* Stated task *
Retype all the entries word for word, but omit the pictures.

::::::::

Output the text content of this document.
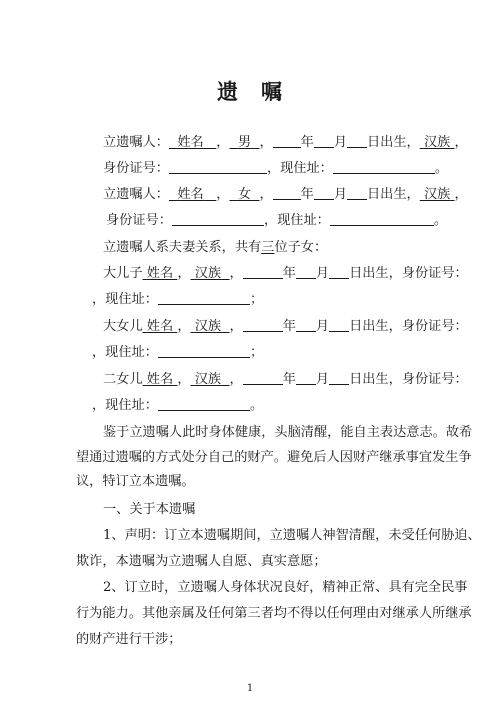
遗　嘱
立遗嘱人： 姓名 ， 男 ， 年 月 日出生， 汉族 ，
身份证号：	，现住址：	。
立遗嘱人： 姓名 ， 女 ， 年 月 日出生， 汉族 ，
身份证号：	，现住址：	。
立遗嘱人系夫妻关系，共有三位子女：
大儿子 姓名 ， 汉族 ，	年 月 日出生，身份证号：
，现住址：	；
大女儿 姓名 ， 汉族 ，	年 月 日出生，身份证号：
，现住址：	；
二女儿 姓名 ， 汉族 ，	年 月 日出生，身份证号：
，现住址：	。
鉴于立遗嘱人此时身体健康，头脑清醒，能自主表达意志。故希
望通过遗嘱的方式处分自己的财产。避免后人因财产继承事宜发生争
议，特订立本遗嘱。
一、关于本遗嘱
1、声明：订立本遗嘱期间，立遗嘱人神智清醒，未受任何胁迫、
欺诈，本遗嘱为立遗嘱人自愿、真实意愿；
2、订立时，立遗嘱人身体状况良好，精神正常、具有完全民事
行为能力。其他亲属及任何第三者均不得以任何理由对继承人所继承
的财产进行干涉；
1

::::::::

* Output *
Output the text content of this document.
遗　嘱
立遗嘱人： 姓名 ， 男 ， 年 月 日出生， 汉族 ，
身份证号：	，现住址：	。
立遗嘱人： 姓名 ， 女 ， 年 月 日出生， 汉族 ，
身份证号：	，现住址：	。
立遗嘱人系夫妻关系，共有三位子女：
大儿子 姓名 ， 汉族 ，	年 月 日出生，身份证号：
，现住址：	；
大女儿 姓名 ， 汉族 ，	年 月 日出生，身份证号：
，现住址：	；
二女儿 姓名 ， 汉族 ，	年 月 日出生，身份证号：
，现住址：	。
鉴于立遗嘱人此时身体健康，头脑清醒，能自主表达意志。故希
望通过遗嘱的方式处分自己的财产。避免后人因财产继承事宜发生争
议，特订立本遗嘱。
一、关于本遗嘱
1、声明：订立本遗嘱期间，立遗嘱人神智清醒，未受任何胁迫、
欺诈，本遗嘱为立遗嘱人自愿、真实意愿；
2、订立时，立遗嘱人身体状况良好，精神正常、具有完全民事
行为能力。其他亲属及任何第三者均不得以任何理由对继承人所继承
的财产进行干涉；
1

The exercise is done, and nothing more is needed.